**EXERCISE DESCRIPTION**
Reproduce the records below exactly as they appear, omitting any pictures they contain.

□ □ □ □ □ □ □

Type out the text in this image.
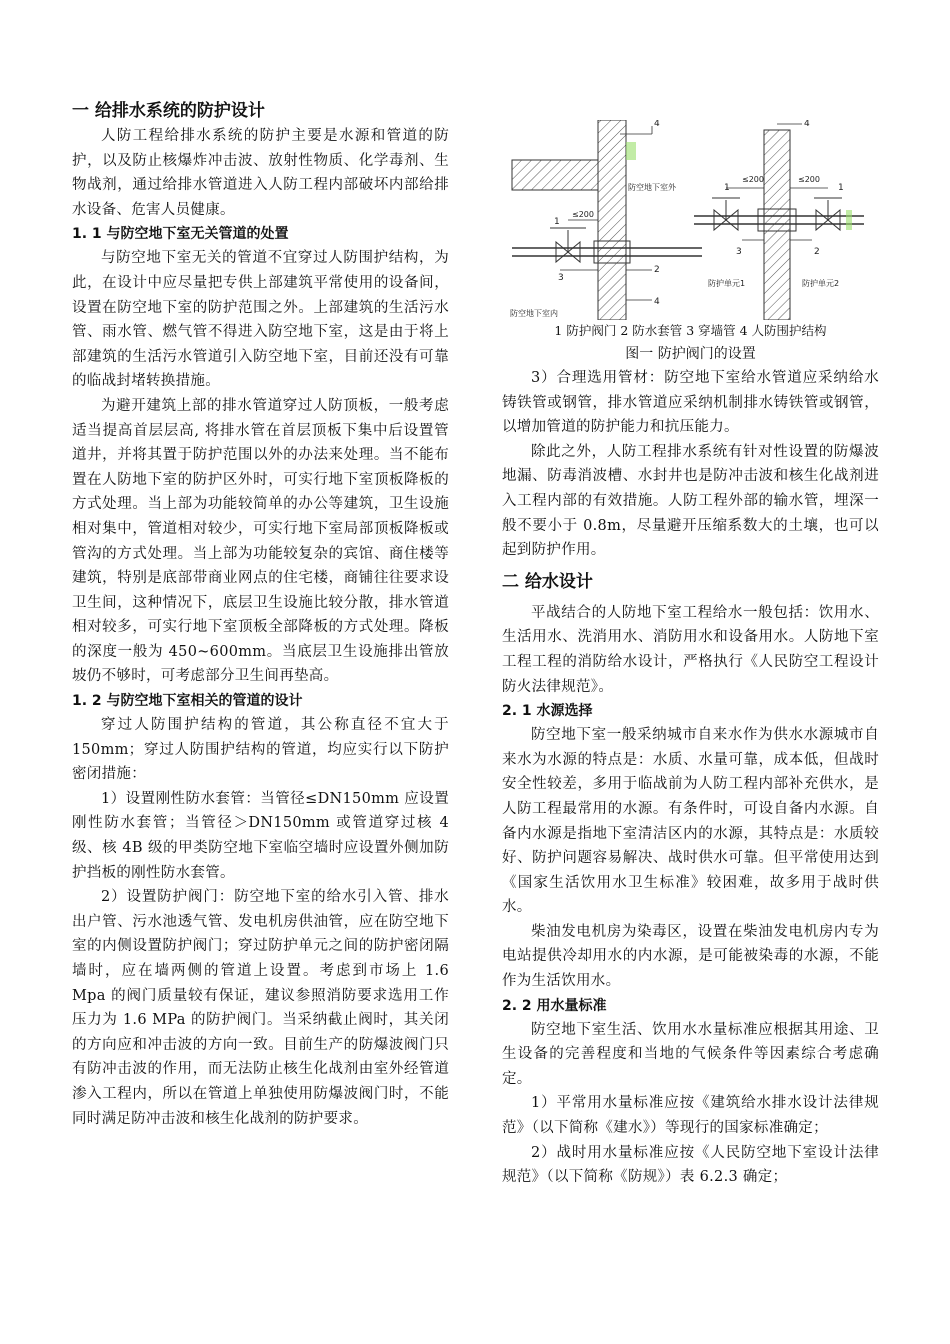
一 给排水系统的防护设计

人防工程给排水系统的防护主要是水源和管道的防护，以及防止核爆炸冲击波、放射性物质、化学毒剂、生物战剂，通过给排水管道进入人防工程内部破坏内部给排水设备、危害人员健康。

1. 1 与防空地下室无关管道的处置

与防空地下室无关的管道不宜穿过人防围护结构，为此，在设计中应尽量把专供上部建筑平常使用的设备间，设置在防空地下室的防护范围之外。上部建筑的生活污水管、雨水管、燃气管不得进入防空地下室，这是由于将上部建筑的生活污水管道引入防空地下室，目前还没有可靠的临战封堵转换措施。

为避开建筑上部的排水管道穿过人防顶板，一般考虑适当提高首层层高, 将排水管在首层顶板下集中后设置管道井，并将其置于防护范围以外的办法来处理。当不能布置在人防地下室的防护区外时，可实行地下室顶板降板的方式处理。当上部为功能较简单的办公等建筑，卫生设施相对集中，管道相对较少，可实行地下室局部顶板降板或管沟的方式处理。当上部为功能较复杂的宾馆、商住楼等建筑，特别是底部带商业网点的住宅楼，商铺往往要求设卫生间，这种情况下，底层卫生设施比较分散，排水管道相对较多，可实行地下室顶板全部降板的方式处理。降板的深度一般为 450~600mm。当底层卫生设施排出管放坡仍不够时，可考虑部分卫生间再垫高。

1. 2 与防空地下室相关的管道的设计

穿过人防围护结构的管道，其公称直径不宜大于 150mm；穿过人防围护结构的管道，均应实行以下防护密闭措施：

1）设置刚性防水套管：当管径≤DN150mm 应设置刚性防水套管；当管径＞DN150mm 或管道穿过核 4 级、核 4B 级的甲类防空地下室临空墙时应设置外侧加防护挡板的刚性防水套管。

2）设置防护阀门：防空地下室的给水引入管、排水出户管、污水池透气管、发电机房供油管，应在防空地下室的内侧设置防护阀门；穿过防护单元之间的防护密闭隔墙时，应在墙两侧的管道上设置。考虑到市场上 1.6 Mpa 的阀门质量较有保证，建议参照消防要求选用工作压力为 1.6 MPa 的防护阀门。当采纳截止阀时，其关闭的方向应和冲击波的方向一致。目前生产的防爆波阀门只有防冲击波的作用，而无法防止核生化战剂由室外经管道渗入工程内，所以在管道上单独使用防爆波阀门时，不能同时满足防冲击波和核生化战剂的防护要求。

4
防空地下室外
1
≤200
2
3
4
防空地下室内
4
1
≤200	≤200
1
3	2
防护单元1	防护单元2

1 防护阀门 2 防水套管 3 穿墙管 4 人防围护结构

图一 防护阀门的设置

3）合理选用管材：防空地下室给水管道应采纳给水铸铁管或钢管，排水管道应采纳机制排水铸铁管或钢管，以增加管道的防护能力和抗压能力。

除此之外，人防工程排水系统有针对性设置的防爆波地漏、防毒消波槽、水封井也是防冲击波和核生化战剂进入工程内部的有效措施。人防工程外部的输水管，埋深一般不要小于 0.8m，尽量避开压缩系数大的土壤，也可以起到防护作用。

二 给水设计

平战结合的人防地下室工程给水一般包括：饮用水、生活用水、洗消用水、消防用水和设备用水。人防地下室工程工程的消防给水设计，严格执行《人民防空工程设计防火法律规范》。

2. 1 水源选择

防空地下室一般采纳城市自来水作为供水水源城市自来水为水源的特点是：水质、水量可靠，成本低，但战时安全性较差，多用于临战前为人防工程内部补充供水，是人防工程最常用的水源。有条件时，可设自备内水源。自备内水源是指地下室清洁区内的水源，其特点是：水质较好、防护问题容易解决、战时供水可靠。但平常使用达到《国家生活饮用水卫生标准》较困难，故多用于战时供水。

柴油发电机房为染毒区，设置在柴油发电机房内专为电站提供冷却用水的内水源，是可能被染毒的水源，不能作为生活饮用水。

2. 2 用水量标准

防空地下室生活、饮用水水量标准应根据其用途、卫生设备的完善程度和当地的气候条件等因素综合考虑确定。

1）平常用水量标准应按《建筑给水排水设计法律规范》（以下简称《建水》）等现行的国家标准确定；

2）战时用水量标准应按《人民防空地下室设计法律规范》（以下简称《防规》）表 6.2.3 确定；
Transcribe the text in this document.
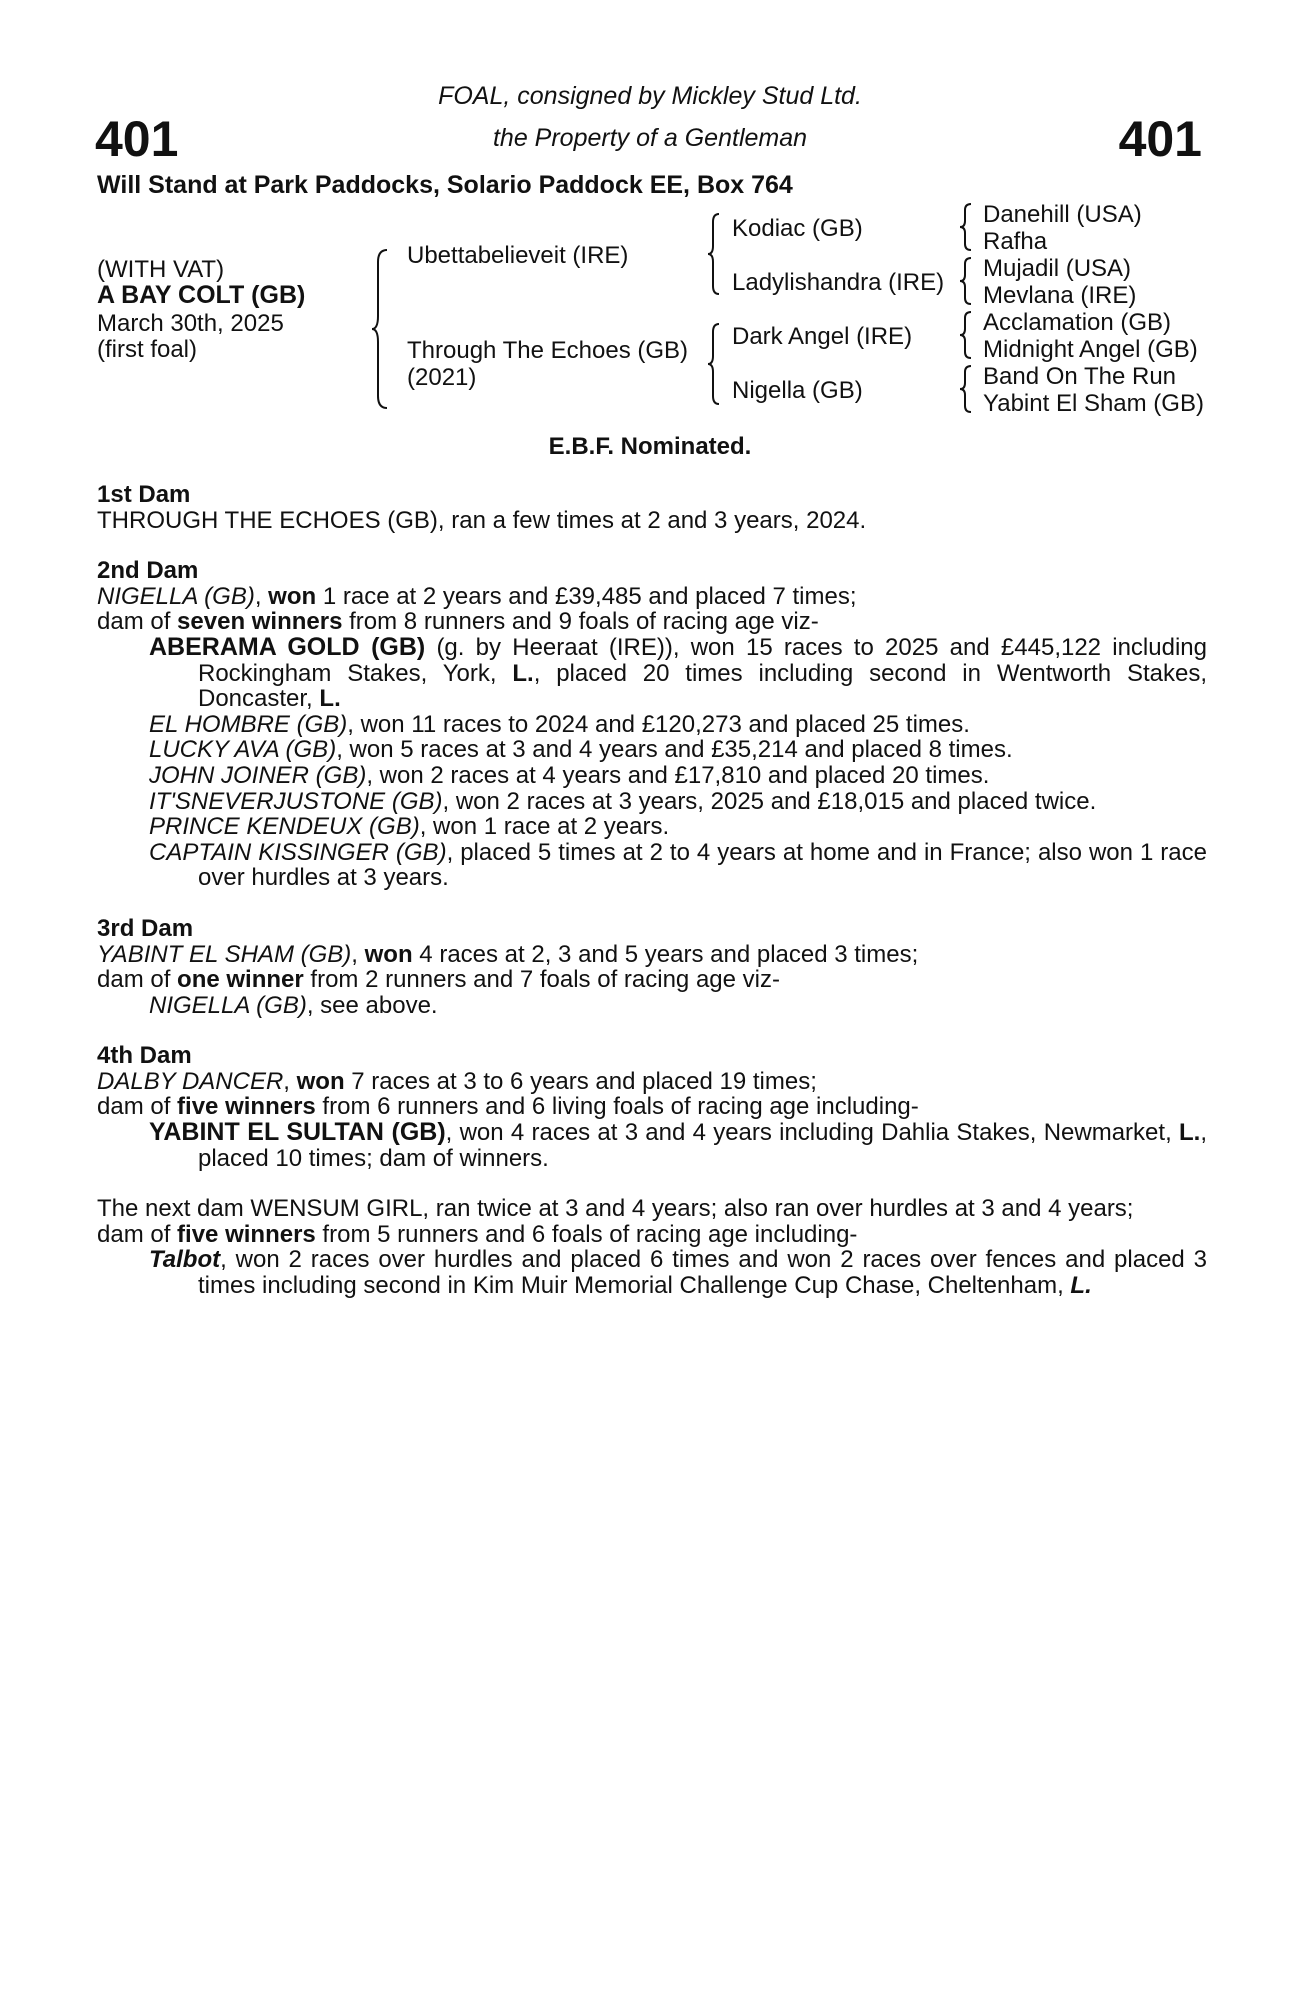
401	401
FOAL, consigned by Mickley Stud Ltd.
the Property of a Gentleman
Will Stand at Park Paddocks, Solario Paddock EE, Box 764
(WITH VAT)
A BAY COLT (GB)
March 30th, 2025
(first foal)
Ubettabelieveit (IRE)
Through The Echoes (GB)
(2021)
Kodiac (GB)
Ladylishandra (IRE)
Dark Angel (IRE)
Nigella (GB)
Danehill (USA)
Rafha
Mujadil (USA)
Mevlana (IRE)
Acclamation (GB)
Midnight Angel (GB)
Band On The Run
Yabint El Sham (GB)
E.B.F. Nominated.

1st Dam

THROUGH THE ECHOES (GB), ran a few times at 2 and 3 years, 2024.

2nd Dam

NIGELLA (GB), won 1 race at 2 years and £39,485 and placed 7 times;

dam of seven winners from 8 runners and 9 foals of racing age viz-

ABERAMA GOLD (GB) (g. by Heeraat (IRE)), won 15 races to 2025 and £445,122 including Rockingham Stakes, York, L., placed 20 times including second in Wentworth Stakes, Doncaster, L.

EL HOMBRE (GB), won 11 races to 2024 and £120,273 and placed 25 times.

LUCKY AVA (GB), won 5 races at 3 and 4 years and £35,214 and placed 8 times.

JOHN JOINER (GB), won 2 races at 4 years and £17,810 and placed 20 times.

IT'SNEVERJUSTONE (GB), won 2 races at 3 years, 2025 and £18,015 and placed twice.

PRINCE KENDEUX (GB), won 1 race at 2 years.

CAPTAIN KISSINGER (GB), placed 5 times at 2 to 4 years at home and in France; also won 1 race over hurdles at 3 years.

3rd Dam

YABINT EL SHAM (GB), won 4 races at 2, 3 and 5 years and placed 3 times;

dam of one winner from 2 runners and 7 foals of racing age viz-

NIGELLA (GB), see above.

4th Dam

DALBY DANCER, won 7 races at 3 to 6 years and placed 19 times;

dam of five winners from 6 runners and 6 living foals of racing age including-

YABINT EL SULTAN (GB), won 4 races at 3 and 4 years including Dahlia Stakes, Newmarket, L., placed 10 times; dam of winners.

The next dam WENSUM GIRL, ran twice at 3 and 4 years; also ran over hurdles at 3 and 4 years;

dam of five winners from 5 runners and 6 foals of racing age including-

Talbot, won 2 races over hurdles and placed 6 times and won 2 races over fences and placed 3 times including second in Kim Muir Memorial Challenge Cup Chase, Cheltenham, L.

□ □ □ □ □ □ □

**ANSWER**
Type out the text in this image.
一 给排水系统的防护设计

人防工程给排水系统的防护主要是水源和管道的防护，以及防止核爆炸冲击波、放射性物质、化学毒剂、生物战剂，通过给排水管道进入人防工程内部破坏内部给排水设备、危害人员健康。

1. 1 与防空地下室无关管道的处置

与防空地下室无关的管道不宜穿过人防围护结构，为此，在设计中应尽量把专供上部建筑平常使用的设备间，设置在防空地下室的防护范围之外。上部建筑的生活污水管、雨水管、燃气管不得进入防空地下室，这是由于将上部建筑的生活污水管道引入防空地下室，目前还没有可靠的临战封堵转换措施。

为避开建筑上部的排水管道穿过人防顶板，一般考虑适当提高首层层高, 将排水管在首层顶板下集中后设置管道井，并将其置于防护范围以外的办法来处理。当不能布置在人防地下室的防护区外时，可实行地下室顶板降板的方式处理。当上部为功能较简单的办公等建筑，卫生设施相对集中，管道相对较少，可实行地下室局部顶板降板或管沟的方式处理。当上部为功能较复杂的宾馆、商住楼等建筑，特别是底部带商业网点的住宅楼，商铺往往要求设卫生间，这种情况下，底层卫生设施比较分散，排水管道相对较多，可实行地下室顶板全部降板的方式处理。降板的深度一般为 450~600mm。当底层卫生设施排出管放坡仍不够时，可考虑部分卫生间再垫高。

1. 2 与防空地下室相关的管道的设计

穿过人防围护结构的管道，其公称直径不宜大于 150mm；穿过人防围护结构的管道，均应实行以下防护密闭措施：

1）设置刚性防水套管：当管径≤DN150mm 应设置刚性防水套管；当管径＞DN150mm 或管道穿过核 4 级、核 4B 级的甲类防空地下室临空墙时应设置外侧加防护挡板的刚性防水套管。

2）设置防护阀门：防空地下室的给水引入管、排水出户管、污水池透气管、发电机房供油管，应在防空地下室的内侧设置防护阀门；穿过防护单元之间的防护密闭隔墙时，应在墙两侧的管道上设置。考虑到市场上 1.6 Mpa 的阀门质量较有保证，建议参照消防要求选用工作压力为 1.6 MPa 的防护阀门。当采纳截止阀时，其关闭的方向应和冲击波的方向一致。目前生产的防爆波阀门只有防冲击波的作用，而无法防止核生化战剂由室外经管道渗入工程内，所以在管道上单独使用防爆波阀门时，不能同时满足防冲击波和核生化战剂的防护要求。

4
防空地下室外
1
≤200
2
3
4
防空地下室内
4
1
≤200	≤200
1
3	2
防护单元1	防护单元2

1 防护阀门 2 防水套管 3 穿墙管 4 人防围护结构

图一 防护阀门的设置

3）合理选用管材：防空地下室给水管道应采纳给水铸铁管或钢管，排水管道应采纳机制排水铸铁管或钢管，以增加管道的防护能力和抗压能力。

除此之外，人防工程排水系统有针对性设置的防爆波地漏、防毒消波槽、水封井也是防冲击波和核生化战剂进入工程内部的有效措施。人防工程外部的输水管，埋深一般不要小于 0.8m，尽量避开压缩系数大的土壤，也可以起到防护作用。

二 给水设计

平战结合的人防地下室工程给水一般包括：饮用水、生活用水、洗消用水、消防用水和设备用水。人防地下室工程工程的消防给水设计，严格执行《人民防空工程设计防火法律规范》。

2. 1 水源选择

防空地下室一般采纳城市自来水作为供水水源城市自来水为水源的特点是：水质、水量可靠，成本低，但战时安全性较差，多用于临战前为人防工程内部补充供水，是人防工程最常用的水源。有条件时，可设自备内水源。自备内水源是指地下室清洁区内的水源，其特点是：水质较好、防护问题容易解决、战时供水可靠。但平常使用达到《国家生活饮用水卫生标准》较困难，故多用于战时供水。

柴油发电机房为染毒区，设置在柴油发电机房内专为电站提供冷却用水的内水源，是可能被染毒的水源，不能作为生活饮用水。

2. 2 用水量标准

防空地下室生活、饮用水水量标准应根据其用途、卫生设备的完善程度和当地的气候条件等因素综合考虑确定。

1）平常用水量标准应按《建筑给水排水设计法律规范》（以下简称《建水》）等现行的国家标准确定；

2）战时用水量标准应按《人民防空地下室设计法律规范》（以下简称《防规》）表 6.2.3 确定；
Transcribe the text in this document.
401	401
FOAL, consigned by Mickley Stud Ltd.
the Property of a Gentleman
Will Stand at Park Paddocks, Solario Paddock EE, Box 764
(WITH VAT)
A BAY COLT (GB)
March 30th, 2025
(first foal)
Ubettabelieveit (IRE)
Through The Echoes (GB)
(2021)
Kodiac (GB)
Ladylishandra (IRE)
Dark Angel (IRE)
Nigella (GB)
Danehill (USA)
Rafha
Mujadil (USA)
Mevlana (IRE)
Acclamation (GB)
Midnight Angel (GB)
Band On The Run
Yabint El Sham (GB)
E.B.F. Nominated.

1st Dam

THROUGH THE ECHOES (GB), ran a few times at 2 and 3 years, 2024.

2nd Dam

NIGELLA (GB), won 1 race at 2 years and £39,485 and placed 7 times;

dam of seven winners from 8 runners and 9 foals of racing age viz-

ABERAMA GOLD (GB) (g. by Heeraat (IRE)), won 15 races to 2025 and £445,122 including Rockingham Stakes, York, L., placed 20 times including second in Wentworth Stakes, Doncaster, L.

EL HOMBRE (GB), won 11 races to 2024 and £120,273 and placed 25 times.

LUCKY AVA (GB), won 5 races at 3 and 4 years and £35,214 and placed 8 times.

JOHN JOINER (GB), won 2 races at 4 years and £17,810 and placed 20 times.

IT'SNEVERJUSTONE (GB), won 2 races at 3 years, 2025 and £18,015 and placed twice.

PRINCE KENDEUX (GB), won 1 race at 2 years.

CAPTAIN KISSINGER (GB), placed 5 times at 2 to 4 years at home and in France; also won 1 race over hurdles at 3 years.

3rd Dam

YABINT EL SHAM (GB), won 4 races at 2, 3 and 5 years and placed 3 times;

dam of one winner from 2 runners and 7 foals of racing age viz-

NIGELLA (GB), see above.

4th Dam

DALBY DANCER, won 7 races at 3 to 6 years and placed 19 times;

dam of five winners from 6 runners and 6 living foals of racing age including-

YABINT EL SULTAN (GB), won 4 races at 3 and 4 years including Dahlia Stakes, Newmarket, L., placed 10 times; dam of winners.

The next dam WENSUM GIRL, ran twice at 3 and 4 years; also ran over hurdles at 3 and 4 years;

dam of five winners from 5 runners and 6 foals of racing age including-

Talbot, won 2 races over hurdles and placed 6 times and won 2 races over fences and placed 3 times including second in Kim Muir Memorial Challenge Cup Chase, Cheltenham, L.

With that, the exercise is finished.